[Dataset items]
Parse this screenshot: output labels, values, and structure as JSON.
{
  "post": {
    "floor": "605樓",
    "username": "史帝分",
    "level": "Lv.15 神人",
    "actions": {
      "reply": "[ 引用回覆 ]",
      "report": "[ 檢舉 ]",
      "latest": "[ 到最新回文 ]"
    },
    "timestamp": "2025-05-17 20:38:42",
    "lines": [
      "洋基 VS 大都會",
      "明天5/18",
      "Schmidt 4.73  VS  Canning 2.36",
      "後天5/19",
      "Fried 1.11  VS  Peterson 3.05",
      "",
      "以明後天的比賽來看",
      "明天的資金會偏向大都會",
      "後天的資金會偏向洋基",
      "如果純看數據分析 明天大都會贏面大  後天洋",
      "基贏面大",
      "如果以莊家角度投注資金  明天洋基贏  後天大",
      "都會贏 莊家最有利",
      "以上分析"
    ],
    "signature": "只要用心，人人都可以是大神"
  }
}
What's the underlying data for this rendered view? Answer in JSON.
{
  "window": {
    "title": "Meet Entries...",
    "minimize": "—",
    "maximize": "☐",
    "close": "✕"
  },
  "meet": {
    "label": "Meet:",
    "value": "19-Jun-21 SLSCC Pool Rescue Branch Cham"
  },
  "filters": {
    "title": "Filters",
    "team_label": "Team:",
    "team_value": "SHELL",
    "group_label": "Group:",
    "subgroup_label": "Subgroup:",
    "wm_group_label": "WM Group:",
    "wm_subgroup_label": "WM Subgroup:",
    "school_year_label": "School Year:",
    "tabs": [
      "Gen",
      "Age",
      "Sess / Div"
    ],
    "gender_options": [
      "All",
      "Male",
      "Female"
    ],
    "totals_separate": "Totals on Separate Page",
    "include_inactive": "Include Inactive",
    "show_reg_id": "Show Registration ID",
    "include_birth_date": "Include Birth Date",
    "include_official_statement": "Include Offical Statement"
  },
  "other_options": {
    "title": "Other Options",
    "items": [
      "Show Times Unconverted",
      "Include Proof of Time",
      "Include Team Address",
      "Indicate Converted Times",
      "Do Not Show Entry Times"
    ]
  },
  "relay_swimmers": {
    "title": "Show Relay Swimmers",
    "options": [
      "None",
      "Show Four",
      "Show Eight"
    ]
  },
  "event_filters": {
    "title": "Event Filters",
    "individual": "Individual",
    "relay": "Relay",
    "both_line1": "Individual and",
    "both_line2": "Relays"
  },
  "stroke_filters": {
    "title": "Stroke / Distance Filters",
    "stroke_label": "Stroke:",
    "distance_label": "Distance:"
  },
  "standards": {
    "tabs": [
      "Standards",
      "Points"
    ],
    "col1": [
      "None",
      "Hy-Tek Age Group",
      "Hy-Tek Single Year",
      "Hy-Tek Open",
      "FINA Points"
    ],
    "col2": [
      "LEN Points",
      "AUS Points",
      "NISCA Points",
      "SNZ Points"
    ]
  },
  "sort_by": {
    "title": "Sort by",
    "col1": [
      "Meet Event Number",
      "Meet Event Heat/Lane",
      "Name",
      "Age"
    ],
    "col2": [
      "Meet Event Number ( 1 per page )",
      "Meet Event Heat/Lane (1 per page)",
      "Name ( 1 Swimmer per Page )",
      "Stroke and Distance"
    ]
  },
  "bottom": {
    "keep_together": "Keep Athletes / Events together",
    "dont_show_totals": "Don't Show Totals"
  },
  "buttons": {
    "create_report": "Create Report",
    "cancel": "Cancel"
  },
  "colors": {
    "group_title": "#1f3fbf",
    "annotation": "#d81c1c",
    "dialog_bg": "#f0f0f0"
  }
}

## [Written problem]
Reproduce the entries above exactly.

## [Answer to the problem]
Parse this screenshot: output labels, values, and structure as JSON.
{
  "post": {
    "floor": "605樓",
    "username": "史帝分",
    "level": "Lv.15 神人",
    "actions": {
      "reply": "[ 引用回覆 ]",
      "report": "[ 檢舉 ]",
      "latest": "[ 到最新回文 ]"
    },
    "timestamp": "2025-05-17 20:38:42",
    "lines": [
      "洋基 VS 大都會",
      "明天5/18",
      "Schmidt 4.73  VS  Canning 2.36",
      "後天5/19",
      "Fried 1.11  VS  Peterson 3.05",
      "",
      "以明後天的比賽來看",
      "明天的資金會偏向大都會",
      "後天的資金會偏向洋基",
      "如果純看數據分析 明天大都會贏面大  後天洋",
      "基贏面大",
      "如果以莊家角度投注資金  明天洋基贏  後天大",
      "都會贏 莊家最有利",
      "以上分析"
    ],
    "signature": "只要用心，人人都可以是大神"
  }
}
What's the underlying data for this rendered view? Answer in JSON.
{
  "window": {
    "title": "Meet Entries...",
    "minimize": "—",
    "maximize": "☐",
    "close": "✕"
  },
  "meet": {
    "label": "Meet:",
    "value": "19-Jun-21 SLSCC Pool Rescue Branch Cham"
  },
  "filters": {
    "title": "Filters",
    "team_label": "Team:",
    "team_value": "SHELL",
    "group_label": "Group:",
    "subgroup_label": "Subgroup:",
    "wm_group_label": "WM Group:",
    "wm_subgroup_label": "WM Subgroup:",
    "school_year_label": "School Year:",
    "tabs": [
      "Gen",
      "Age",
      "Sess / Div"
    ],
    "gender_options": [
      "All",
      "Male",
      "Female"
    ],
    "totals_separate": "Totals on Separate Page",
    "include_inactive": "Include Inactive",
    "show_reg_id": "Show Registration ID",
    "include_birth_date": "Include Birth Date",
    "include_official_statement": "Include Offical Statement"
  },
  "other_options": {
    "title": "Other Options",
    "items": [
      "Show Times Unconverted",
      "Include Proof of Time",
      "Include Team Address",
      "Indicate Converted Times",
      "Do Not Show Entry Times"
    ]
  },
  "relay_swimmers": {
    "title": "Show Relay Swimmers",
    "options": [
      "None",
      "Show Four",
      "Show Eight"
    ]
  },
  "event_filters": {
    "title": "Event Filters",
    "individual": "Individual",
    "relay": "Relay",
    "both_line1": "Individual and",
    "both_line2": "Relays"
  },
  "stroke_filters": {
    "title": "Stroke / Distance Filters",
    "stroke_label": "Stroke:",
    "distance_label": "Distance:"
  },
  "standards": {
    "tabs": [
      "Standards",
      "Points"
    ],
    "col1": [
      "None",
      "Hy-Tek Age Group",
      "Hy-Tek Single Year",
      "Hy-Tek Open",
      "FINA Points"
    ],
    "col2": [
      "LEN Points",
      "AUS Points",
      "NISCA Points",
      "SNZ Points"
    ]
  },
  "sort_by": {
    "title": "Sort by",
    "col1": [
      "Meet Event Number",
      "Meet Event Heat/Lane",
      "Name",
      "Age"
    ],
    "col2": [
      "Meet Event Number ( 1 per page )",
      "Meet Event Heat/Lane (1 per page)",
      "Name ( 1 Swimmer per Page )",
      "Stroke and Distance"
    ]
  },
  "bottom": {
    "keep_together": "Keep Athletes / Events together",
    "dont_show_totals": "Don't Show Totals"
  },
  "buttons": {
    "create_report": "Create Report",
    "cancel": "Cancel"
  },
  "colors": {
    "group_title": "#1f3fbf",
    "annotation": "#d81c1c",
    "dialog_bg": "#f0f0f0"
  }
}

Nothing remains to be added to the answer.